**Direction**
Give the number of lines containing the word "سليمان", and nothing else.

::::

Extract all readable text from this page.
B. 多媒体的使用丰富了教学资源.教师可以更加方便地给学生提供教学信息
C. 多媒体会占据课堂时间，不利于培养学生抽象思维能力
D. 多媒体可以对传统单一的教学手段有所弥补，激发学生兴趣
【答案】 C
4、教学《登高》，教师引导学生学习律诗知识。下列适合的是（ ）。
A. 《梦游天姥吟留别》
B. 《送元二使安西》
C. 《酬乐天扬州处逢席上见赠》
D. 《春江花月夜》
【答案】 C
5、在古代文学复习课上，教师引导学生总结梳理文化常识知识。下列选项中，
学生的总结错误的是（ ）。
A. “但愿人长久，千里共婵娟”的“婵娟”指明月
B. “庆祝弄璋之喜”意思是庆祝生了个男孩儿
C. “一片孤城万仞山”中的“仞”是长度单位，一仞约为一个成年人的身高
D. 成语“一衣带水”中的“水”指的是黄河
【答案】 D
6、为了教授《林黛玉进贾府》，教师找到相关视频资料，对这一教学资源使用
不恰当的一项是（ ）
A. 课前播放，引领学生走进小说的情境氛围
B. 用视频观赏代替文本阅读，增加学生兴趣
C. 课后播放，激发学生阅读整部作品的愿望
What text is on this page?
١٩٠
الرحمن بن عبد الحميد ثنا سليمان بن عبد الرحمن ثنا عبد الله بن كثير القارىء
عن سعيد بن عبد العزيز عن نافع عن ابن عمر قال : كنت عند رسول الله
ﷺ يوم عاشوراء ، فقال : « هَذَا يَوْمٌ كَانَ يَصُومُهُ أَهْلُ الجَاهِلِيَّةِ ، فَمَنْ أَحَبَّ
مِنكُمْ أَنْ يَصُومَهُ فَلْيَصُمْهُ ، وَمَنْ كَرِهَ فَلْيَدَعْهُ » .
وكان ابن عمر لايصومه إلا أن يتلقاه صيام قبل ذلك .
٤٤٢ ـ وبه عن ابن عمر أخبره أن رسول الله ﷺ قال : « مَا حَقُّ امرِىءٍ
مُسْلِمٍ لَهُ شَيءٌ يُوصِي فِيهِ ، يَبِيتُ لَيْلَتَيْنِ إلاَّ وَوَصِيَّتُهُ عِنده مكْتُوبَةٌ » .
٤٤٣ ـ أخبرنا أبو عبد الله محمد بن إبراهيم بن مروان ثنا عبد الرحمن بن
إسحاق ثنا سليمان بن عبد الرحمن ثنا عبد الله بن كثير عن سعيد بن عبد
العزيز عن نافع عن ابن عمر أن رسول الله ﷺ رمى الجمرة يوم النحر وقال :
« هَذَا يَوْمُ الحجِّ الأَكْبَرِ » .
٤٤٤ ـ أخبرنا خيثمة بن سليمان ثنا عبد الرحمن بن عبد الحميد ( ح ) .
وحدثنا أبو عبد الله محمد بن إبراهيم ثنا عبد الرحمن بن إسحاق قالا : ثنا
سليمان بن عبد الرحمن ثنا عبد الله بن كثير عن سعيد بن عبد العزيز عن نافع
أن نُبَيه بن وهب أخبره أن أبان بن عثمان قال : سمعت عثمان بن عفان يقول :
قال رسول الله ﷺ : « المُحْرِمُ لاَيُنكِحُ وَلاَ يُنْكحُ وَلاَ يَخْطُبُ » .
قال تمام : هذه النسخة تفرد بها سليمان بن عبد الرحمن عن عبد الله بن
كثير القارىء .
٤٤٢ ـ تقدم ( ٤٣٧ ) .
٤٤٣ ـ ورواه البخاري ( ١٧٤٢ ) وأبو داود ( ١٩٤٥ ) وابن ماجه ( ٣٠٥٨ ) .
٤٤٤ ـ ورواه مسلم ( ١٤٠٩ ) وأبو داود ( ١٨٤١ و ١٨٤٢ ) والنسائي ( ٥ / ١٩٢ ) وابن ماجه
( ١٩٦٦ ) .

::::

**Written solution**
5